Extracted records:
━━━━━━━━

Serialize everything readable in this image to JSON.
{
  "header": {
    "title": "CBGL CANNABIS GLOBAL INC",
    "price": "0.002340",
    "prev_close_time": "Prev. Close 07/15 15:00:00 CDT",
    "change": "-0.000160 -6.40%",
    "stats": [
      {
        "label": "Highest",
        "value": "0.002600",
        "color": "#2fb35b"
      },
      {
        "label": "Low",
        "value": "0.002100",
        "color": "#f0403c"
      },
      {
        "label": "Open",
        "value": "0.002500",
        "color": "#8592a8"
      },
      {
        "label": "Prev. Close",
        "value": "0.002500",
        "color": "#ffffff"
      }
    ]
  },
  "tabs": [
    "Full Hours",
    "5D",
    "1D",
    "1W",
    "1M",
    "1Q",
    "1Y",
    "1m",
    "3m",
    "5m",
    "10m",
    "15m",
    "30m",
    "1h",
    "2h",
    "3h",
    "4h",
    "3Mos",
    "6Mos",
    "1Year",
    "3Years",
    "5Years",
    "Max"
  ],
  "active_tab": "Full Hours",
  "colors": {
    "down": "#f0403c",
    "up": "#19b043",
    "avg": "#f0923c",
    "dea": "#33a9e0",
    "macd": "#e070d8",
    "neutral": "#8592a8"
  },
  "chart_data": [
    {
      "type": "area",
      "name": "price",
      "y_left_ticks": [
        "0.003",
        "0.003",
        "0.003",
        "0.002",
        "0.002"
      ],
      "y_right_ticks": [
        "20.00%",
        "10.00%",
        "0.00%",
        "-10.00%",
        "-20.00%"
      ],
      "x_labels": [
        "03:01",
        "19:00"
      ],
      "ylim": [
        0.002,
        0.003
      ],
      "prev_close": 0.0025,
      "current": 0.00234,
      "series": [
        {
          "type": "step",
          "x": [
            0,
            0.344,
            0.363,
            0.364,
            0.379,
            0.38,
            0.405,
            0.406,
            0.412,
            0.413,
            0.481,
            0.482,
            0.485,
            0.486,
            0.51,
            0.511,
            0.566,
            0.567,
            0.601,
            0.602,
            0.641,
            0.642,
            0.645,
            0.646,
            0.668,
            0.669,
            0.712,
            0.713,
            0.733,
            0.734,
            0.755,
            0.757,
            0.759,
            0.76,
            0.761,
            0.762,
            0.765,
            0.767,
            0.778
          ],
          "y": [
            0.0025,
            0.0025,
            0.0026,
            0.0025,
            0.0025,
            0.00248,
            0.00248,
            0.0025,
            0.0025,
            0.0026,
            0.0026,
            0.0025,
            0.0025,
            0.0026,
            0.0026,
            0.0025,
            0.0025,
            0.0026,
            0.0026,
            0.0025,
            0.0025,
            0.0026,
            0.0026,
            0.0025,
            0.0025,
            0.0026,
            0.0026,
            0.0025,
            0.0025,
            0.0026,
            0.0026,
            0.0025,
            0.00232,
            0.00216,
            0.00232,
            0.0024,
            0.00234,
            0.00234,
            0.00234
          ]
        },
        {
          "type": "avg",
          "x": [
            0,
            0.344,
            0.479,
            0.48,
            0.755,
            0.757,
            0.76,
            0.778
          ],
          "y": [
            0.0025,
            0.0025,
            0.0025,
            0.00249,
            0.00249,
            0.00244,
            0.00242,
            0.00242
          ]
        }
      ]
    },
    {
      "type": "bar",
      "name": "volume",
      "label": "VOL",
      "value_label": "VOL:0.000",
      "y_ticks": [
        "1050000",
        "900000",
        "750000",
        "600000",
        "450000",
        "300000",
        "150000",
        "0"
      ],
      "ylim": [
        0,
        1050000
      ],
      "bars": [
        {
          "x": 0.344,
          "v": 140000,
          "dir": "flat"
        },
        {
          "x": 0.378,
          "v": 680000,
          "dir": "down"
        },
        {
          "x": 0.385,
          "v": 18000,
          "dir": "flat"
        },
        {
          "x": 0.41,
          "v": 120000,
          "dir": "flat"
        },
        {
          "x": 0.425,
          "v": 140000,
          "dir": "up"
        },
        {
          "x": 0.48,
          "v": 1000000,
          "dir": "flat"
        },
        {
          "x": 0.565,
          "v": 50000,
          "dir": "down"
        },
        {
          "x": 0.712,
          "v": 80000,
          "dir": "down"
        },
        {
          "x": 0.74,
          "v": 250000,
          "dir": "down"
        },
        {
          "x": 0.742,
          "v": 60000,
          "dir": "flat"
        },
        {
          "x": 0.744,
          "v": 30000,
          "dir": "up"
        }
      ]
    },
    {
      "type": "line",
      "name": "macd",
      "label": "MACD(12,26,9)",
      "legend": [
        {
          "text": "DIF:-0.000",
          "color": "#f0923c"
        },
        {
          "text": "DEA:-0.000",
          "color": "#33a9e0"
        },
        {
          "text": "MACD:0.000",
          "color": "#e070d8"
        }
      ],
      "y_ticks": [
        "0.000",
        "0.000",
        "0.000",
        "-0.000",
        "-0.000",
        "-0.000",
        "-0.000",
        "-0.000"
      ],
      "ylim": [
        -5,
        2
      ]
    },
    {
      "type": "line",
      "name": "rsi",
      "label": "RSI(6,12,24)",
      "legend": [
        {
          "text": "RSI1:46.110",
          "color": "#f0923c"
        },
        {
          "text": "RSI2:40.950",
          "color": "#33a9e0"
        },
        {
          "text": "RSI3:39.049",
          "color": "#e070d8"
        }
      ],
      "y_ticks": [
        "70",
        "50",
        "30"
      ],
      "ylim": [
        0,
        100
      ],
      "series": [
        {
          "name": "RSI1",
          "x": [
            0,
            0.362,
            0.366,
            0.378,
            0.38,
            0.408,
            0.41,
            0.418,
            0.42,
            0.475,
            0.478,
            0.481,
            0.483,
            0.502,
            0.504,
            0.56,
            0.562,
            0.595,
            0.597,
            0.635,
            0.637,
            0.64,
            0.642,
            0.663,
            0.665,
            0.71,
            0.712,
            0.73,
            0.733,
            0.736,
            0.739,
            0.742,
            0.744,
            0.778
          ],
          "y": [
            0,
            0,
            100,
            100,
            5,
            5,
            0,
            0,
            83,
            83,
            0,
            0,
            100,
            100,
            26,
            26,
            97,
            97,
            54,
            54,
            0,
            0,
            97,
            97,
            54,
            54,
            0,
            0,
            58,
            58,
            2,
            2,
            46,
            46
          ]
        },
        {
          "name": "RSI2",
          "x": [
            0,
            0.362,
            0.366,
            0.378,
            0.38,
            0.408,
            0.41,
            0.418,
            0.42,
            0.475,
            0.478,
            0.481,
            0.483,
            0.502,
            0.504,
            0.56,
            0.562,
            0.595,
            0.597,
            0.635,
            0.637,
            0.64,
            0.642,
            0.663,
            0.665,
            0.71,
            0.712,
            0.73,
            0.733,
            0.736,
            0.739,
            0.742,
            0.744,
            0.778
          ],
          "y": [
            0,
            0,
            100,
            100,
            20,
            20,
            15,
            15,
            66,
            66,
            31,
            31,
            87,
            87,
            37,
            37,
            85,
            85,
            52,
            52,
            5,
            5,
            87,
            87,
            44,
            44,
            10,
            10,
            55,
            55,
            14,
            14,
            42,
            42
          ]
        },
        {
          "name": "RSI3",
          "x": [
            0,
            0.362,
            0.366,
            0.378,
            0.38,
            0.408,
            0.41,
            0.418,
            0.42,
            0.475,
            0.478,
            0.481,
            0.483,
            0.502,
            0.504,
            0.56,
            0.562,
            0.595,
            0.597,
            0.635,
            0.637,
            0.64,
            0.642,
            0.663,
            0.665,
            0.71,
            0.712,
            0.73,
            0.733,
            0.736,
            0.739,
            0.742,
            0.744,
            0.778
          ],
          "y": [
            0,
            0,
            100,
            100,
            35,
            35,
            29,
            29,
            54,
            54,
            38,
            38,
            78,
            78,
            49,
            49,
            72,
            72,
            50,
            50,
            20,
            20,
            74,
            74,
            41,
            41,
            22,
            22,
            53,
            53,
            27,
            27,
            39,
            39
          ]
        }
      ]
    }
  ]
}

━━━━━━━━

_GOAL OF THE EXERCISE_
Say how many lines in the records hold the string "text", and say nothing else.

_EXPECTED OUTPUT_
6